WHAT NEEDS TO BE DONE |
Using the listing below, select the lines with the word "this" and copy them.

══ DATASET EXTRACT ══

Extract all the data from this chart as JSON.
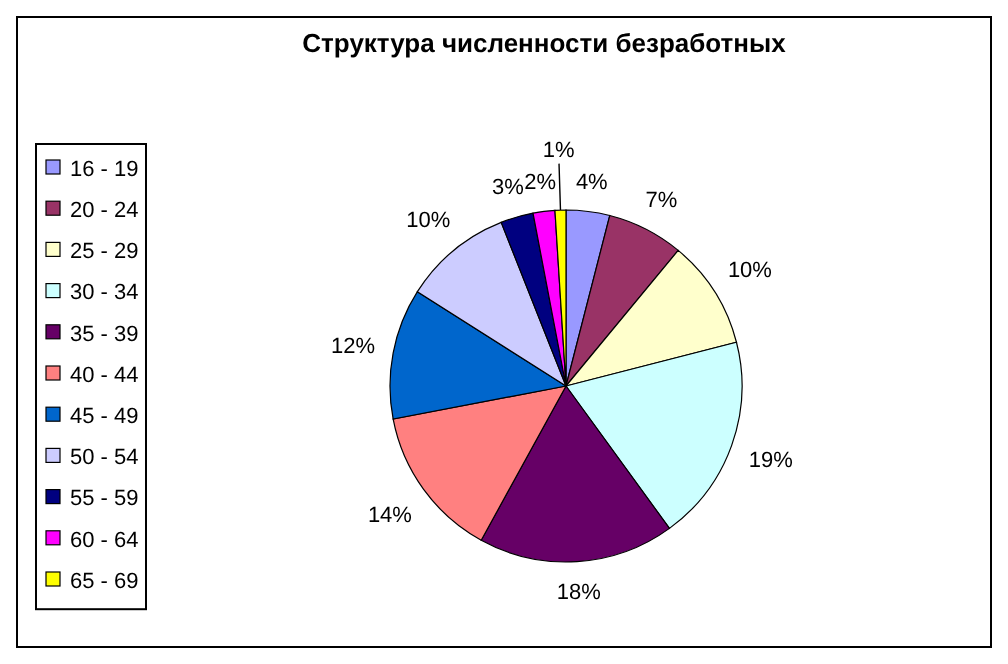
{
  "chart_data": {
    "type": "pie",
    "title": "Структура численности безработных",
    "categories": [
      "16 - 19",
      "20 - 24",
      "25 - 29",
      "30 - 34",
      "35 - 39",
      "40 - 44",
      "45 - 49",
      "50 - 54",
      "55 - 59",
      "60 - 64",
      "65 - 69"
    ],
    "values": [
      4,
      7,
      10,
      19,
      18,
      14,
      12,
      10,
      3,
      2,
      1
    ],
    "colors": [
      "#9999ff",
      "#993366",
      "#ffffcc",
      "#ccffff",
      "#660066",
      "#ff8080",
      "#0066cc",
      "#ccccff",
      "#000080",
      "#ff00ff",
      "#ffff00"
    ],
    "value_labels": [
      "4%",
      "7%",
      "10%",
      "19%",
      "18%",
      "14%",
      "12%",
      "10%",
      "3%",
      "2%",
      "1%"
    ],
    "legend": "left"
  }
}
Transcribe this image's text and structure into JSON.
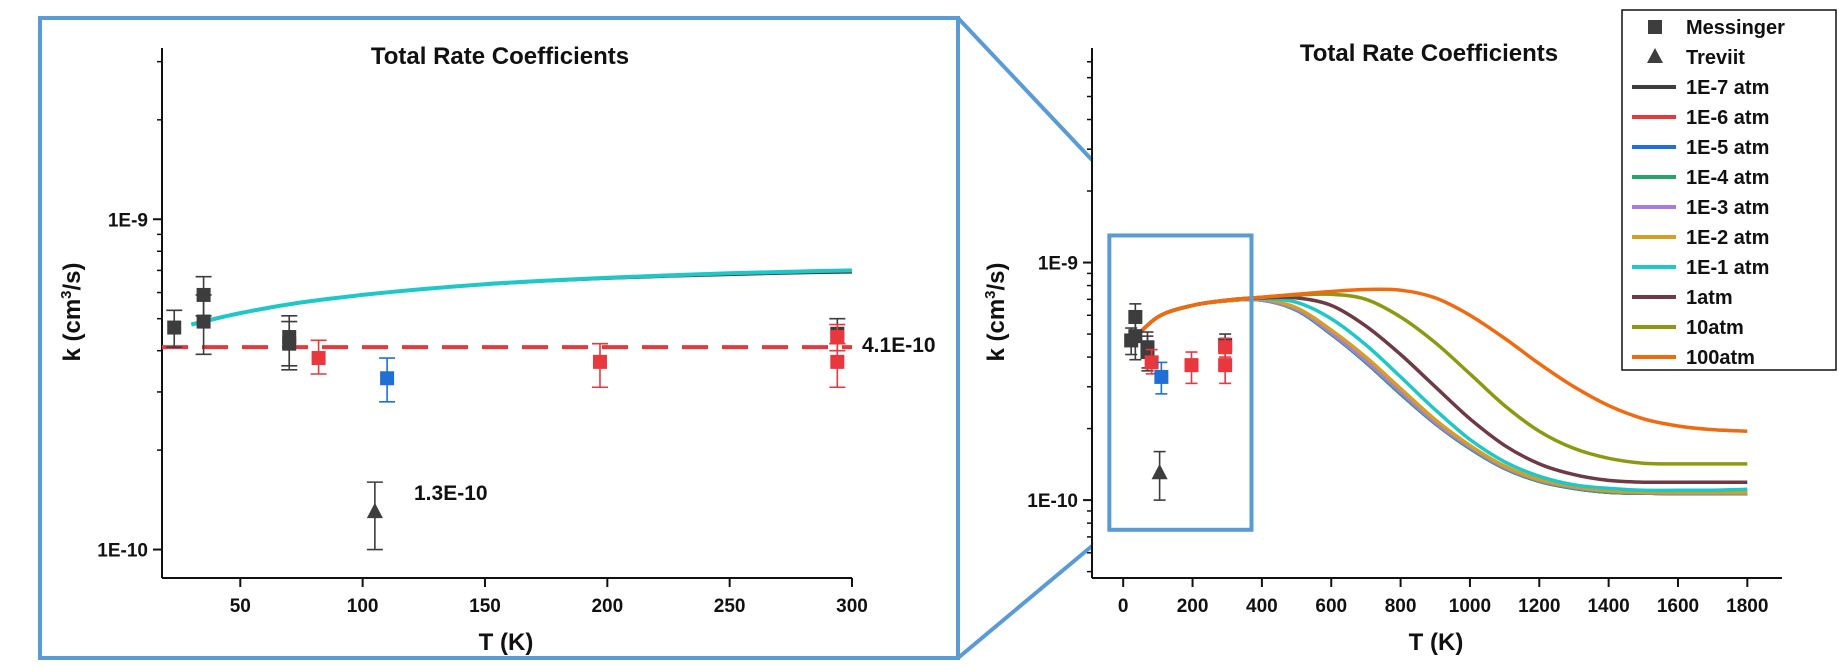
{
  "chart_data": [
    {
      "id": "zoom",
      "type": "scatter",
      "title": "Total Rate Coefficients",
      "xlabel": "T (K)",
      "ylabel_main": "k (cm",
      "ylabel_sup": "3",
      "ylabel_tail": "/s)",
      "xlim": [
        18,
        300
      ],
      "ylim": [
        8.2e-11,
        3.3e-09
      ],
      "yscale": "log",
      "xticks": [
        50,
        100,
        150,
        200,
        250,
        300
      ],
      "xtick_labels": [
        "50",
        "100",
        "150",
        "200",
        "250",
        "300"
      ],
      "yticks": [
        1e-10,
        1e-09
      ],
      "ytick_labels": [
        "1E-10",
        "1E-9"
      ],
      "reference_line": {
        "value": 4.1e-10,
        "label": "4.1E-10",
        "color": "#e8383d"
      },
      "treviit_label": "1.3E-10",
      "curves": [
        {
          "name": "1E-7 atm",
          "color": "#3d3d3d",
          "x": [
            30,
            50,
            75,
            100,
            125,
            150,
            175,
            200,
            225,
            250,
            275,
            300
          ],
          "y": [
            4.8e-10,
            5.2e-10,
            5.6e-10,
            5.9e-10,
            6.15e-10,
            6.35e-10,
            6.5e-10,
            6.62e-10,
            6.72e-10,
            6.8e-10,
            6.87e-10,
            6.92e-10
          ]
        },
        {
          "name": "1E-1 atm",
          "color": "#1ec8c8",
          "x": [
            30,
            50,
            75,
            100,
            125,
            150,
            175,
            200,
            225,
            250,
            275,
            300
          ],
          "y": [
            4.8e-10,
            5.2e-10,
            5.6e-10,
            5.9e-10,
            6.15e-10,
            6.36e-10,
            6.52e-10,
            6.65e-10,
            6.76e-10,
            6.86e-10,
            6.94e-10,
            7e-10
          ]
        }
      ],
      "points": [
        {
          "series": "Messinger",
          "color": "#3d3d3d",
          "x": [
            23,
            35,
            35,
            70,
            70,
            294
          ],
          "y": [
            4.7e-10,
            5.9e-10,
            4.9e-10,
            4.4e-10,
            4.2e-10,
            4.5e-10
          ],
          "lo": [
            4.1e-10,
            5.1e-10,
            3.9e-10,
            3.5e-10,
            3.6e-10,
            4.2e-10
          ],
          "hi": [
            5.3e-10,
            6.7e-10,
            5.9e-10,
            5.1e-10,
            4.9e-10,
            5e-10
          ]
        },
        {
          "series": "Messinger",
          "color": "#e8383d",
          "x": [
            82,
            197,
            294,
            294
          ],
          "y": [
            3.8e-10,
            3.7e-10,
            3.7e-10,
            4.4e-10
          ],
          "lo": [
            3.4e-10,
            3.1e-10,
            3.1e-10,
            4e-10
          ],
          "hi": [
            4.3e-10,
            4.2e-10,
            4.2e-10,
            4.8e-10
          ]
        },
        {
          "series": "Messinger",
          "color": "#1f6fd6",
          "x": [
            110
          ],
          "y": [
            3.3e-10
          ],
          "lo": [
            2.8e-10
          ],
          "hi": [
            3.8e-10
          ]
        },
        {
          "series": "Treviit",
          "color": "#3d3d3d",
          "x": [
            105
          ],
          "y": [
            1.3e-10
          ],
          "lo": [
            1e-10
          ],
          "hi": [
            1.6e-10
          ]
        }
      ]
    },
    {
      "id": "full",
      "type": "line",
      "title": "Total Rate Coefficients",
      "xlabel": "T (K)",
      "ylabel_main": "k (cm",
      "ylabel_sup": "3",
      "ylabel_tail": "/s)",
      "xlim": [
        -90,
        1900
      ],
      "ylim": [
        4.7e-11,
        8e-09
      ],
      "yscale": "log",
      "xticks": [
        0,
        200,
        400,
        600,
        800,
        1000,
        1200,
        1400,
        1600,
        1800
      ],
      "xtick_labels": [
        "0",
        "200",
        "400",
        "600",
        "800",
        "1000",
        "1200",
        "1400",
        "1600",
        "1800"
      ],
      "yticks": [
        1e-10,
        1e-09
      ],
      "ytick_labels": [
        "1E-10",
        "1E-9"
      ],
      "legend_position": "top-right",
      "x": [
        20,
        100,
        200,
        300,
        400,
        500,
        600,
        700,
        800,
        900,
        1000,
        1100,
        1200,
        1300,
        1400,
        1500,
        1600,
        1700,
        1800
      ],
      "series": [
        {
          "name": "1E-7 atm",
          "color": "#3d3d3d",
          "values": [
            4.6e-10,
            5.9e-10,
            6.6e-10,
            6.9e-10,
            6.95e-10,
            6.3e-10,
            5e-10,
            3.8e-10,
            2.8e-10,
            2.1e-10,
            1.65e-10,
            1.36e-10,
            1.2e-10,
            1.12e-10,
            1.08e-10,
            1.07e-10,
            1.065e-10,
            1.065e-10,
            1.065e-10
          ]
        },
        {
          "name": "1E-6 atm",
          "color": "#e8383d",
          "values": [
            4.6e-10,
            5.9e-10,
            6.6e-10,
            6.9e-10,
            6.95e-10,
            6.3e-10,
            5e-10,
            3.8e-10,
            2.8e-10,
            2.1e-10,
            1.65e-10,
            1.36e-10,
            1.2e-10,
            1.12e-10,
            1.08e-10,
            1.07e-10,
            1.065e-10,
            1.065e-10,
            1.065e-10
          ]
        },
        {
          "name": "1E-5 atm",
          "color": "#1f6fd6",
          "values": [
            4.6e-10,
            5.9e-10,
            6.6e-10,
            6.9e-10,
            6.95e-10,
            6.3e-10,
            5e-10,
            3.8e-10,
            2.8e-10,
            2.1e-10,
            1.65e-10,
            1.36e-10,
            1.2e-10,
            1.12e-10,
            1.08e-10,
            1.07e-10,
            1.065e-10,
            1.065e-10,
            1.065e-10
          ]
        },
        {
          "name": "1E-4 atm",
          "color": "#2aa36b",
          "values": [
            4.6e-10,
            5.9e-10,
            6.6e-10,
            6.9e-10,
            6.95e-10,
            6.3e-10,
            5e-10,
            3.8e-10,
            2.8e-10,
            2.1e-10,
            1.65e-10,
            1.36e-10,
            1.2e-10,
            1.12e-10,
            1.08e-10,
            1.07e-10,
            1.065e-10,
            1.065e-10,
            1.065e-10
          ]
        },
        {
          "name": "1E-3 atm",
          "color": "#a77be0",
          "values": [
            4.6e-10,
            5.9e-10,
            6.6e-10,
            6.9e-10,
            6.95e-10,
            6.35e-10,
            5.05e-10,
            3.85e-10,
            2.85e-10,
            2.12e-10,
            1.67e-10,
            1.37e-10,
            1.21e-10,
            1.13e-10,
            1.09e-10,
            1.075e-10,
            1.07e-10,
            1.07e-10,
            1.07e-10
          ]
        },
        {
          "name": "1E-2 atm",
          "color": "#d4a020",
          "values": [
            4.6e-10,
            5.9e-10,
            6.6e-10,
            6.9e-10,
            7e-10,
            6.45e-10,
            5.2e-10,
            4e-10,
            2.95e-10,
            2.18e-10,
            1.7e-10,
            1.39e-10,
            1.22e-10,
            1.14e-10,
            1.095e-10,
            1.08e-10,
            1.075e-10,
            1.075e-10,
            1.075e-10
          ]
        },
        {
          "name": "1E-1 atm",
          "color": "#1ec8c8",
          "values": [
            4.6e-10,
            5.9e-10,
            6.6e-10,
            6.95e-10,
            7.05e-10,
            6.8e-10,
            5.8e-10,
            4.5e-10,
            3.3e-10,
            2.4e-10,
            1.8e-10,
            1.45e-10,
            1.26e-10,
            1.16e-10,
            1.12e-10,
            1.1e-10,
            1.1e-10,
            1.1e-10,
            1.11e-10
          ]
        },
        {
          "name": "1atm",
          "color": "#6e3a44",
          "values": [
            4.6e-10,
            5.9e-10,
            6.6e-10,
            6.95e-10,
            7.1e-10,
            7.1e-10,
            6.6e-10,
            5.4e-10,
            4.1e-10,
            3e-10,
            2.2e-10,
            1.7e-10,
            1.42e-10,
            1.28e-10,
            1.21e-10,
            1.19e-10,
            1.19e-10,
            1.19e-10,
            1.19e-10
          ]
        },
        {
          "name": "10atm",
          "color": "#8c9a12",
          "values": [
            4.6e-10,
            5.9e-10,
            6.6e-10,
            6.95e-10,
            7.15e-10,
            7.3e-10,
            7.35e-10,
            7e-10,
            5.9e-10,
            4.6e-10,
            3.4e-10,
            2.5e-10,
            1.95e-10,
            1.65e-10,
            1.5e-10,
            1.43e-10,
            1.42e-10,
            1.42e-10,
            1.42e-10
          ]
        },
        {
          "name": "100atm",
          "color": "#f26a10",
          "values": [
            4.6e-10,
            5.9e-10,
            6.6e-10,
            6.95e-10,
            7.15e-10,
            7.35e-10,
            7.55e-10,
            7.7e-10,
            7.65e-10,
            7.1e-10,
            6e-10,
            4.8e-10,
            3.75e-10,
            3e-10,
            2.5e-10,
            2.2e-10,
            2.05e-10,
            1.98e-10,
            1.95e-10
          ]
        }
      ],
      "points": [
        {
          "series": "Messinger",
          "color": "#3d3d3d",
          "x": [
            23,
            35,
            35,
            70,
            70,
            294
          ],
          "y": [
            4.7e-10,
            5.9e-10,
            4.9e-10,
            4.4e-10,
            4.2e-10,
            4.5e-10
          ],
          "lo": [
            4.1e-10,
            5.1e-10,
            3.9e-10,
            3.5e-10,
            3.6e-10,
            4.2e-10
          ],
          "hi": [
            5.3e-10,
            6.7e-10,
            5.9e-10,
            5.1e-10,
            4.9e-10,
            5e-10
          ]
        },
        {
          "series": "Messinger",
          "color": "#e8383d",
          "x": [
            82,
            197,
            294,
            294
          ],
          "y": [
            3.8e-10,
            3.7e-10,
            3.7e-10,
            4.4e-10
          ],
          "lo": [
            3.4e-10,
            3.1e-10,
            3.1e-10,
            4e-10
          ],
          "hi": [
            4.3e-10,
            4.2e-10,
            4.2e-10,
            4.8e-10
          ]
        },
        {
          "series": "Messinger",
          "color": "#1f6fd6",
          "x": [
            110
          ],
          "y": [
            3.3e-10
          ],
          "lo": [
            2.8e-10
          ],
          "hi": [
            3.8e-10
          ]
        },
        {
          "series": "Treviit",
          "color": "#3d3d3d",
          "x": [
            105
          ],
          "y": [
            1.3e-10
          ],
          "lo": [
            1e-10
          ],
          "hi": [
            1.6e-10
          ]
        }
      ],
      "legend": [
        {
          "label": "Messinger",
          "marker": "square",
          "color": "#3d3d3d"
        },
        {
          "label": "Treviit",
          "marker": "triangle",
          "color": "#3d3d3d"
        },
        {
          "label": "1E-7 atm",
          "marker": "line",
          "color": "#3d3d3d"
        },
        {
          "label": "1E-6 atm",
          "marker": "line",
          "color": "#e8383d"
        },
        {
          "label": "1E-5 atm",
          "marker": "line",
          "color": "#1f6fd6"
        },
        {
          "label": "1E-4 atm",
          "marker": "line",
          "color": "#2aa36b"
        },
        {
          "label": "1E-3 atm",
          "marker": "line",
          "color": "#a77be0"
        },
        {
          "label": "1E-2 atm",
          "marker": "line",
          "color": "#d4a020"
        },
        {
          "label": "1E-1 atm",
          "marker": "line",
          "color": "#1ec8c8"
        },
        {
          "label": "1atm",
          "marker": "line",
          "color": "#6e3a44"
        },
        {
          "label": "10atm",
          "marker": "line",
          "color": "#8c9a12"
        },
        {
          "label": "100atm",
          "marker": "line",
          "color": "#f26a10"
        }
      ],
      "zoom_region": {
        "x": [
          -40,
          370
        ],
        "y": [
          7.5e-11,
          1.3e-09
        ],
        "color": "#5b9bd5"
      }
    }
  ]
}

═══

REPLY TO THE EXERCISE |
Extract all the data from this chart as JSON.
Transcribe this image's text and structure into JSON.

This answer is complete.